Work to complete: Transcribe everything in the data word for word. Pictures are left out.

-- BEGIN --

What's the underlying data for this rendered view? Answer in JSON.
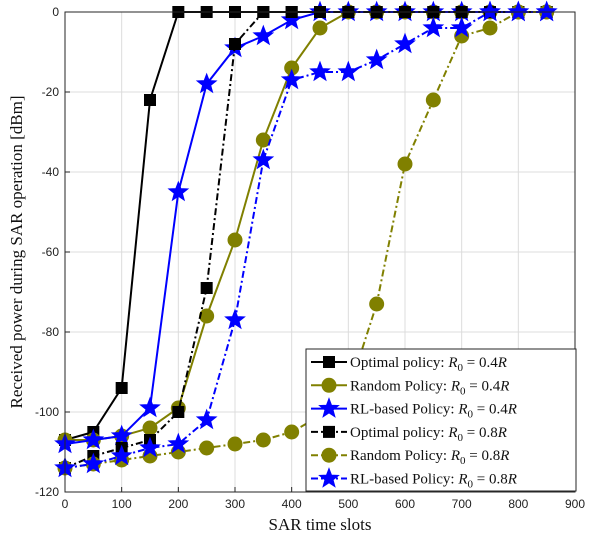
{
  "chart_data": {
    "type": "line",
    "xlabel": "SAR time slots",
    "ylabel": "Received power during SAR operation [dBm]",
    "xlim": [
      0,
      900
    ],
    "ylim": [
      -120,
      0
    ],
    "xticks": [
      0,
      100,
      200,
      300,
      400,
      500,
      600,
      700,
      800,
      900
    ],
    "yticks": [
      -120,
      -100,
      -80,
      -60,
      -40,
      -20,
      0
    ],
    "grid": true,
    "legend_position": "bottom-right",
    "series": [
      {
        "name": "Optimal policy: R0 = 0.4R",
        "legend_parts": [
          "Optimal policy: ",
          "R",
          "0",
          " = 0.4",
          "R"
        ],
        "color": "#000000",
        "marker": "square",
        "dash": "solid",
        "x": [
          0,
          50,
          100,
          150,
          200,
          250,
          300,
          350,
          400,
          450,
          500,
          550,
          600,
          650,
          700,
          750,
          800,
          850
        ],
        "y": [
          -107,
          -105,
          -94,
          -22,
          0,
          0,
          0,
          0,
          0,
          0,
          0,
          0,
          0,
          0,
          0,
          0,
          0,
          0
        ]
      },
      {
        "name": "Random Policy: R0 = 0.4R",
        "legend_parts": [
          "Random Policy: ",
          "R",
          "0",
          " = 0.4",
          "R"
        ],
        "color": "#808000",
        "marker": "circle",
        "dash": "solid",
        "x": [
          0,
          50,
          100,
          150,
          200,
          250,
          300,
          350,
          400,
          450,
          500,
          550,
          600,
          650,
          700,
          750,
          800,
          850
        ],
        "y": [
          -107,
          -107,
          -106,
          -104,
          -99,
          -76,
          -57,
          -32,
          -14,
          -4,
          0,
          0,
          0,
          0,
          0,
          0,
          0,
          0
        ]
      },
      {
        "name": "RL-based Policy: R0 = 0.4R",
        "legend_parts": [
          "RL-based Policy: ",
          "R",
          "0",
          " = 0.4",
          "R"
        ],
        "color": "#0000ff",
        "marker": "star",
        "dash": "solid",
        "x": [
          0,
          50,
          100,
          150,
          200,
          250,
          300,
          350,
          400,
          450,
          500,
          550,
          600,
          650,
          700,
          750,
          800,
          850
        ],
        "y": [
          -108,
          -107,
          -106,
          -99,
          -45,
          -18,
          -9,
          -6,
          -2,
          0,
          0,
          0,
          0,
          0,
          0,
          0,
          0,
          0
        ]
      },
      {
        "name": "Optimal policy: R0 = 0.8R",
        "legend_parts": [
          "Optimal policy: ",
          "R",
          "0",
          " = 0.8",
          "R"
        ],
        "color": "#000000",
        "marker": "square",
        "dash": "dashdot",
        "x": [
          0,
          50,
          100,
          150,
          200,
          250,
          300,
          350,
          400,
          450,
          500,
          550,
          600,
          650,
          700,
          750,
          800,
          850
        ],
        "y": [
          -114,
          -111,
          -109,
          -107,
          -100,
          -69,
          -8,
          0,
          0,
          0,
          0,
          0,
          0,
          0,
          0,
          0,
          0,
          0
        ]
      },
      {
        "name": "Random Policy: R0 = 0.8R",
        "legend_parts": [
          "Random Policy: ",
          "R",
          "0",
          " = 0.8",
          "R"
        ],
        "color": "#808000",
        "marker": "circle",
        "dash": "dashdot",
        "x": [
          0,
          50,
          100,
          150,
          200,
          250,
          300,
          350,
          400,
          450,
          500,
          550,
          600,
          650,
          700,
          750,
          800,
          850
        ],
        "y": [
          -114,
          -113,
          -112,
          -111,
          -110,
          -109,
          -108,
          -107,
          -105,
          -101,
          -95,
          -73,
          -38,
          -22,
          -6,
          -4,
          0,
          0
        ]
      },
      {
        "name": "RL-based Policy: R0 = 0.8R",
        "legend_parts": [
          "RL-based Policy: ",
          "R",
          "0",
          " = 0.8",
          "R"
        ],
        "color": "#0000ff",
        "marker": "star",
        "dash": "dashdot",
        "x": [
          0,
          50,
          100,
          150,
          200,
          250,
          300,
          350,
          400,
          450,
          500,
          550,
          600,
          650,
          700,
          750,
          800,
          850
        ],
        "y": [
          -114,
          -113,
          -111,
          -109,
          -108,
          -102,
          -77,
          -37,
          -17,
          -15,
          -15,
          -12,
          -8,
          -4,
          -4,
          0,
          0,
          0
        ]
      }
    ]
  }
}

-- END --

Finished answer:
What's the underlying data for this rendered view? Answer in JSON.
{
  "chart_data": {
    "type": "line",
    "xlabel": "SAR time slots",
    "ylabel": "Received power during SAR operation [dBm]",
    "xlim": [
      0,
      900
    ],
    "ylim": [
      -120,
      0
    ],
    "xticks": [
      0,
      100,
      200,
      300,
      400,
      500,
      600,
      700,
      800,
      900
    ],
    "yticks": [
      -120,
      -100,
      -80,
      -60,
      -40,
      -20,
      0
    ],
    "grid": true,
    "legend_position": "bottom-right",
    "series": [
      {
        "name": "Optimal policy: R0 = 0.4R",
        "legend_parts": [
          "Optimal policy: ",
          "R",
          "0",
          " = 0.4",
          "R"
        ],
        "color": "#000000",
        "marker": "square",
        "dash": "solid",
        "x": [
          0,
          50,
          100,
          150,
          200,
          250,
          300,
          350,
          400,
          450,
          500,
          550,
          600,
          650,
          700,
          750,
          800,
          850
        ],
        "y": [
          -107,
          -105,
          -94,
          -22,
          0,
          0,
          0,
          0,
          0,
          0,
          0,
          0,
          0,
          0,
          0,
          0,
          0,
          0
        ]
      },
      {
        "name": "Random Policy: R0 = 0.4R",
        "legend_parts": [
          "Random Policy: ",
          "R",
          "0",
          " = 0.4",
          "R"
        ],
        "color": "#808000",
        "marker": "circle",
        "dash": "solid",
        "x": [
          0,
          50,
          100,
          150,
          200,
          250,
          300,
          350,
          400,
          450,
          500,
          550,
          600,
          650,
          700,
          750,
          800,
          850
        ],
        "y": [
          -107,
          -107,
          -106,
          -104,
          -99,
          -76,
          -57,
          -32,
          -14,
          -4,
          0,
          0,
          0,
          0,
          0,
          0,
          0,
          0
        ]
      },
      {
        "name": "RL-based Policy: R0 = 0.4R",
        "legend_parts": [
          "RL-based Policy: ",
          "R",
          "0",
          " = 0.4",
          "R"
        ],
        "color": "#0000ff",
        "marker": "star",
        "dash": "solid",
        "x": [
          0,
          50,
          100,
          150,
          200,
          250,
          300,
          350,
          400,
          450,
          500,
          550,
          600,
          650,
          700,
          750,
          800,
          850
        ],
        "y": [
          -108,
          -107,
          -106,
          -99,
          -45,
          -18,
          -9,
          -6,
          -2,
          0,
          0,
          0,
          0,
          0,
          0,
          0,
          0,
          0
        ]
      },
      {
        "name": "Optimal policy: R0 = 0.8R",
        "legend_parts": [
          "Optimal policy: ",
          "R",
          "0",
          " = 0.8",
          "R"
        ],
        "color": "#000000",
        "marker": "square",
        "dash": "dashdot",
        "x": [
          0,
          50,
          100,
          150,
          200,
          250,
          300,
          350,
          400,
          450,
          500,
          550,
          600,
          650,
          700,
          750,
          800,
          850
        ],
        "y": [
          -114,
          -111,
          -109,
          -107,
          -100,
          -69,
          -8,
          0,
          0,
          0,
          0,
          0,
          0,
          0,
          0,
          0,
          0,
          0
        ]
      },
      {
        "name": "Random Policy: R0 = 0.8R",
        "legend_parts": [
          "Random Policy: ",
          "R",
          "0",
          " = 0.8",
          "R"
        ],
        "color": "#808000",
        "marker": "circle",
        "dash": "dashdot",
        "x": [
          0,
          50,
          100,
          150,
          200,
          250,
          300,
          350,
          400,
          450,
          500,
          550,
          600,
          650,
          700,
          750,
          800,
          850
        ],
        "y": [
          -114,
          -113,
          -112,
          -111,
          -110,
          -109,
          -108,
          -107,
          -105,
          -101,
          -95,
          -73,
          -38,
          -22,
          -6,
          -4,
          0,
          0
        ]
      },
      {
        "name": "RL-based Policy: R0 = 0.8R",
        "legend_parts": [
          "RL-based Policy: ",
          "R",
          "0",
          " = 0.8",
          "R"
        ],
        "color": "#0000ff",
        "marker": "star",
        "dash": "dashdot",
        "x": [
          0,
          50,
          100,
          150,
          200,
          250,
          300,
          350,
          400,
          450,
          500,
          550,
          600,
          650,
          700,
          750,
          800,
          850
        ],
        "y": [
          -114,
          -113,
          -111,
          -109,
          -108,
          -102,
          -77,
          -37,
          -17,
          -15,
          -15,
          -12,
          -8,
          -4,
          -4,
          0,
          0,
          0
        ]
      }
    ]
  }
}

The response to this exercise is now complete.